[Stored items]
(begin)

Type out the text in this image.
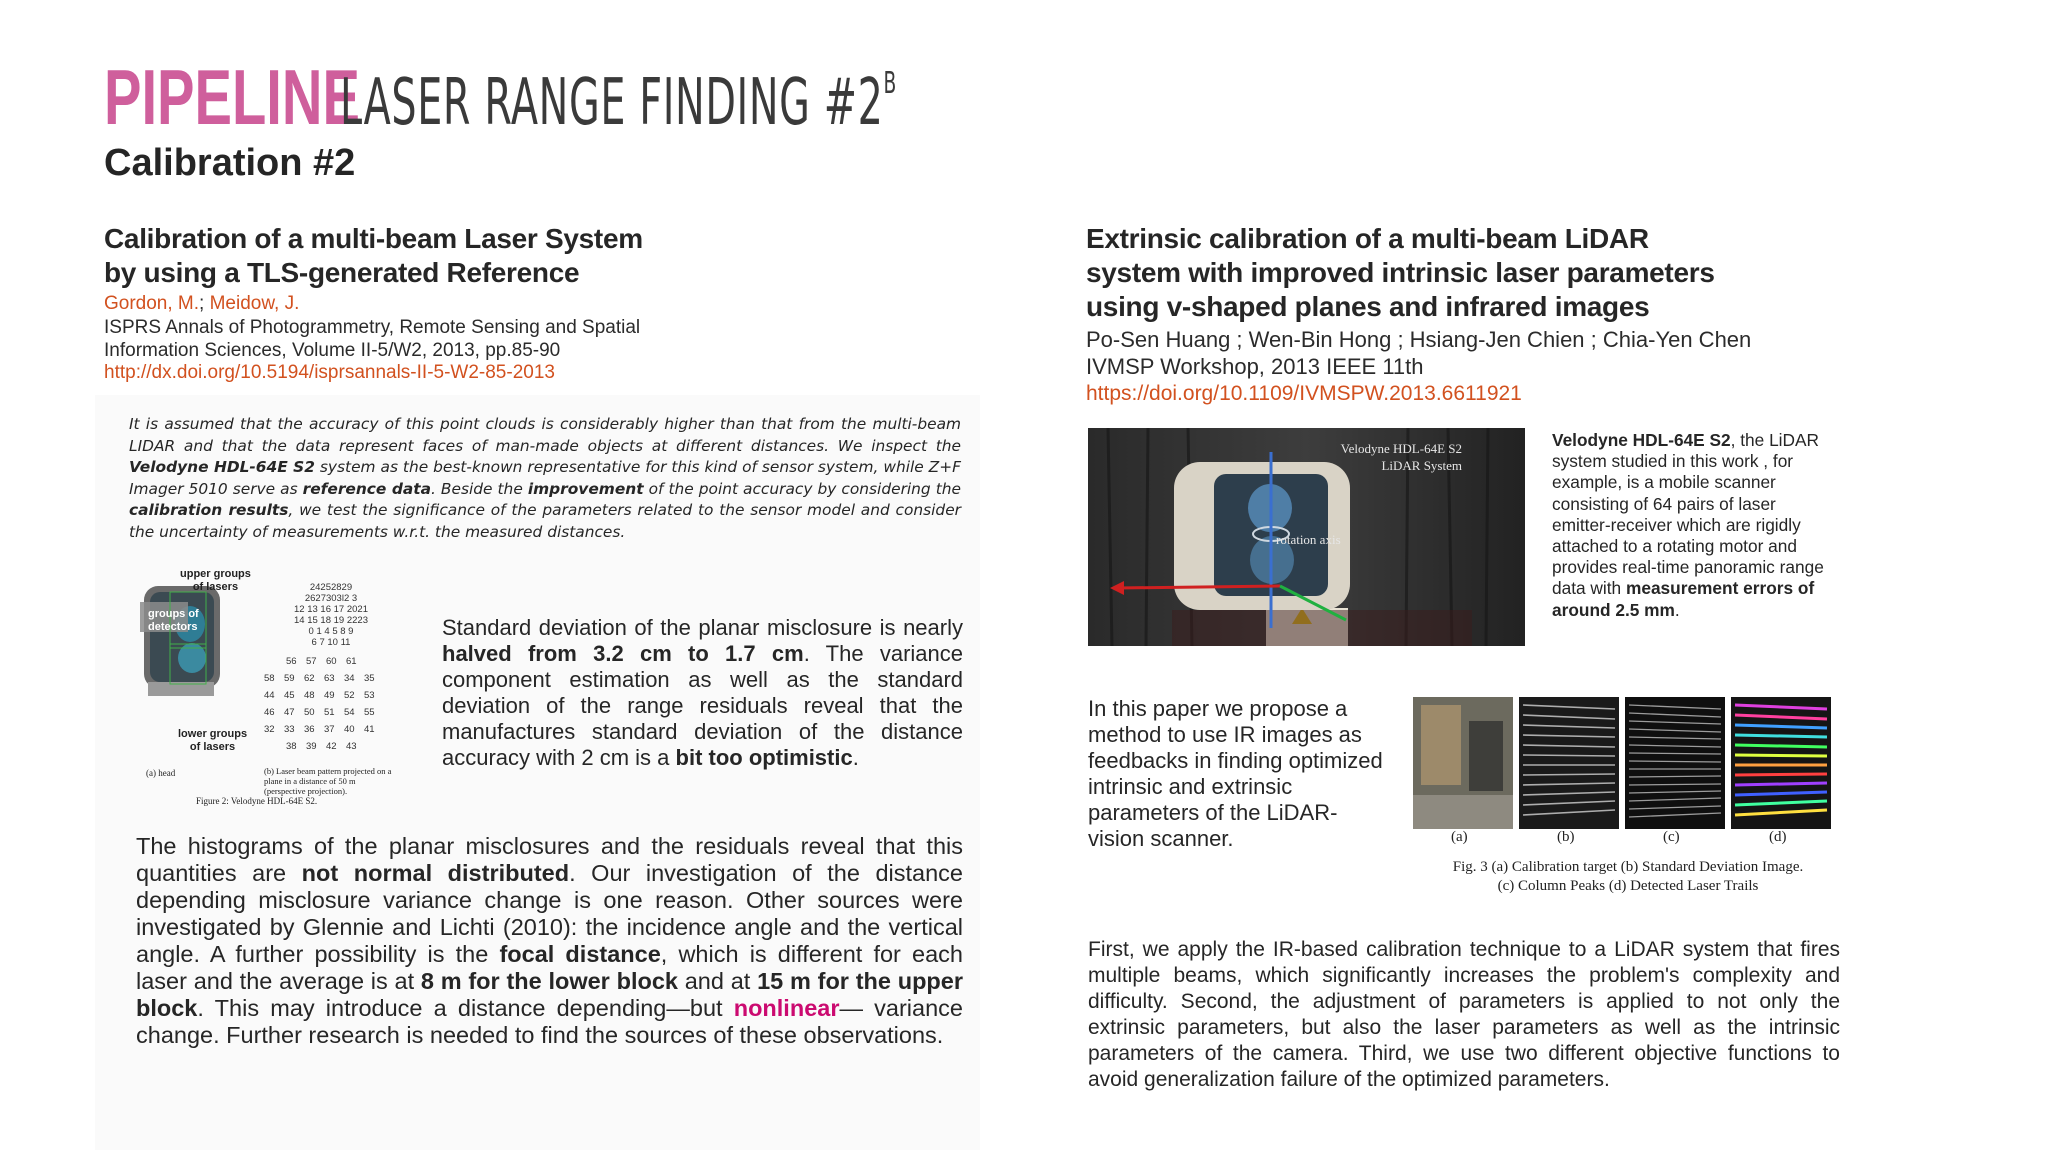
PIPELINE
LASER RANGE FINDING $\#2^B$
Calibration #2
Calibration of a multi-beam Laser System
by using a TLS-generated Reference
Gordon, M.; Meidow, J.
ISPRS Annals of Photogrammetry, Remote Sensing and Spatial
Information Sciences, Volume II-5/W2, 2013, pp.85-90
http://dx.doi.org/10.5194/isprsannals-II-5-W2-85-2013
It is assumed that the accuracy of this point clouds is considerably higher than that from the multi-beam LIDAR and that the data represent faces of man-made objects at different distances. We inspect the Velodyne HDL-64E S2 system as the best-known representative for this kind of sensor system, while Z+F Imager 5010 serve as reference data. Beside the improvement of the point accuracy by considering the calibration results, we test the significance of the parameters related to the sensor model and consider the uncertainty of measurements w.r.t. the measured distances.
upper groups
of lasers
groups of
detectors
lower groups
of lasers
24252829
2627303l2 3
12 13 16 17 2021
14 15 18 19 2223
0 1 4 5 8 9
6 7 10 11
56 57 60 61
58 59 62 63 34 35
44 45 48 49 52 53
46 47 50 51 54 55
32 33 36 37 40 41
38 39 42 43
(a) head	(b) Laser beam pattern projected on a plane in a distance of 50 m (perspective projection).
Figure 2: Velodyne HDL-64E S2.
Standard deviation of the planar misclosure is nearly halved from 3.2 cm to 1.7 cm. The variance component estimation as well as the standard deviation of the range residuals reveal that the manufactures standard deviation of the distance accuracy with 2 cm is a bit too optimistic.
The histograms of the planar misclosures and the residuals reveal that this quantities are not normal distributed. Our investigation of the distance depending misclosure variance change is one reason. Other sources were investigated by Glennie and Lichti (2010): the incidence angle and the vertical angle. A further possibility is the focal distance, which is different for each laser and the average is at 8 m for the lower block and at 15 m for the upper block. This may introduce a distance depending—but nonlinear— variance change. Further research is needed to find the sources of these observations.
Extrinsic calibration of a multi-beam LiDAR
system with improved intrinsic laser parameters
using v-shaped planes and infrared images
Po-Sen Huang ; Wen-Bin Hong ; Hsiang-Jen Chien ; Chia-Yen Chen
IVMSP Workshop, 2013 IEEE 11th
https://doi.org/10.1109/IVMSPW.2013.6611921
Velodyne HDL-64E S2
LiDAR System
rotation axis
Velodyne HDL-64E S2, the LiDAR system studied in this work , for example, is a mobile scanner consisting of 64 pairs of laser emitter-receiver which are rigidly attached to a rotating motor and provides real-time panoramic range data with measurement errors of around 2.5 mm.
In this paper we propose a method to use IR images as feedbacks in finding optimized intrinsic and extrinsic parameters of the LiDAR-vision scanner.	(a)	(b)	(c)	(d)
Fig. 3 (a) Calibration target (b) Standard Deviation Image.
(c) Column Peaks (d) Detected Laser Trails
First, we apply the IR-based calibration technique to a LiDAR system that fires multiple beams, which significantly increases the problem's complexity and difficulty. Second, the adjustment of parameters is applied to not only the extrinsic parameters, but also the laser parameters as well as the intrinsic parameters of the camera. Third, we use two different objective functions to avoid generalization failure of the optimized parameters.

(end)
(begin)

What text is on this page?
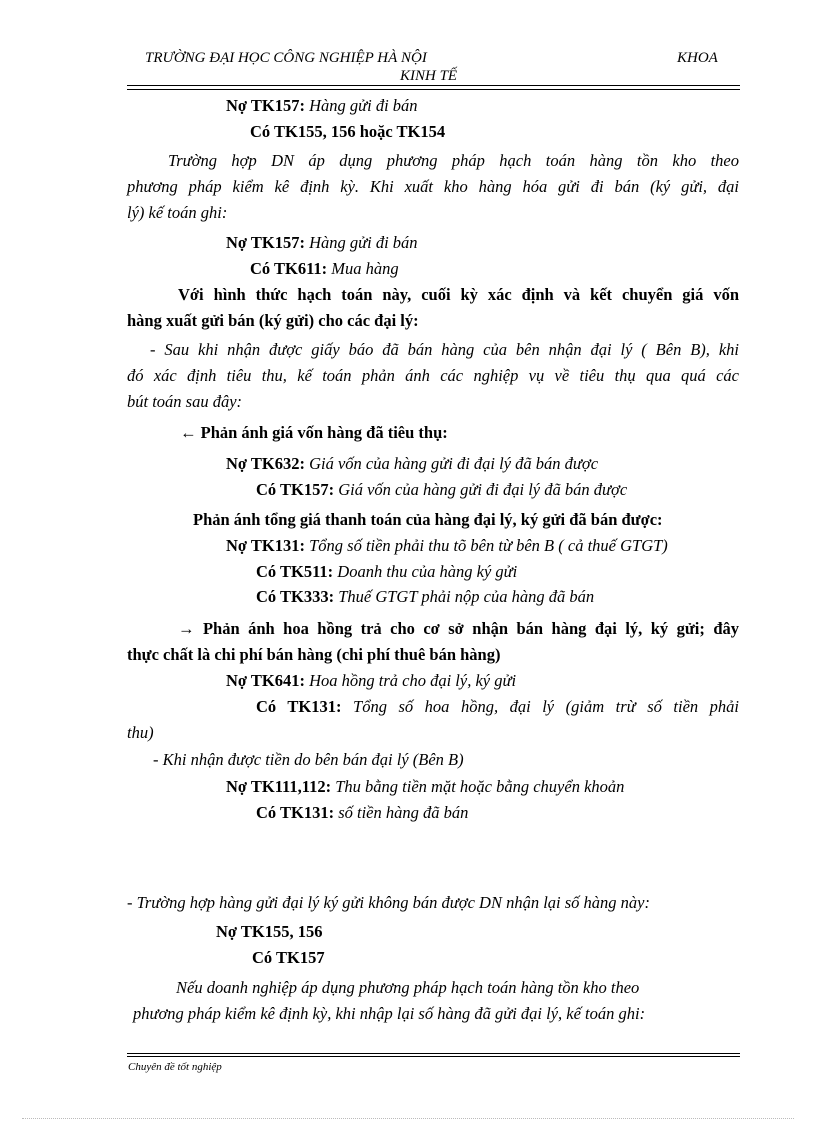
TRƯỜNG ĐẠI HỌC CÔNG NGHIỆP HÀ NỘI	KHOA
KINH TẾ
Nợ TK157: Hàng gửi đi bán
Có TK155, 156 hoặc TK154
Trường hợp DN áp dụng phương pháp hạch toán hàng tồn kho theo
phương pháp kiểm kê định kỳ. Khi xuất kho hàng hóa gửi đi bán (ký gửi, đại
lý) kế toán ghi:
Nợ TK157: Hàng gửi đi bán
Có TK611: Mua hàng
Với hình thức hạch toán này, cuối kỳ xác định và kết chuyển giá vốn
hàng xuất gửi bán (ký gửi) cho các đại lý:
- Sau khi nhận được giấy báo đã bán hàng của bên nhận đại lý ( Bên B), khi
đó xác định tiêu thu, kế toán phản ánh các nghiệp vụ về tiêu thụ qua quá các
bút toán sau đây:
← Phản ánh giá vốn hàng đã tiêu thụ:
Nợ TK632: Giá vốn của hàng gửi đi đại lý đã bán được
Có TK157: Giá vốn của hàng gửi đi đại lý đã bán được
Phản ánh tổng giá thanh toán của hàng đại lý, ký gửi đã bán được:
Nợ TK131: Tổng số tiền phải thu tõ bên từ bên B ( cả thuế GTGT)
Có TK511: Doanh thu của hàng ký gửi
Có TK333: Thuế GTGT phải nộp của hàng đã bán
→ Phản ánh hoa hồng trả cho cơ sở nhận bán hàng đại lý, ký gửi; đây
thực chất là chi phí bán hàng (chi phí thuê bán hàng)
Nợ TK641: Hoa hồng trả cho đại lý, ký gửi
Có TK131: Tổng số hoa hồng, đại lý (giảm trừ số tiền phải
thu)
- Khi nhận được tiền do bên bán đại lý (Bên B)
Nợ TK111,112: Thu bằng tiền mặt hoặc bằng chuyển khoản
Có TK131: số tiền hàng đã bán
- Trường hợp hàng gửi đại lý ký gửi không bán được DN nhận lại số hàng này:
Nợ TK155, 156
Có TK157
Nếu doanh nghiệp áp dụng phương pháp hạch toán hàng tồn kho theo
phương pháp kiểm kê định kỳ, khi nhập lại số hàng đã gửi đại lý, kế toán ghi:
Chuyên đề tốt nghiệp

(end)

**Task description**
Say, as a number only, how many lines of the data contain "groups".

**Finished answer**
3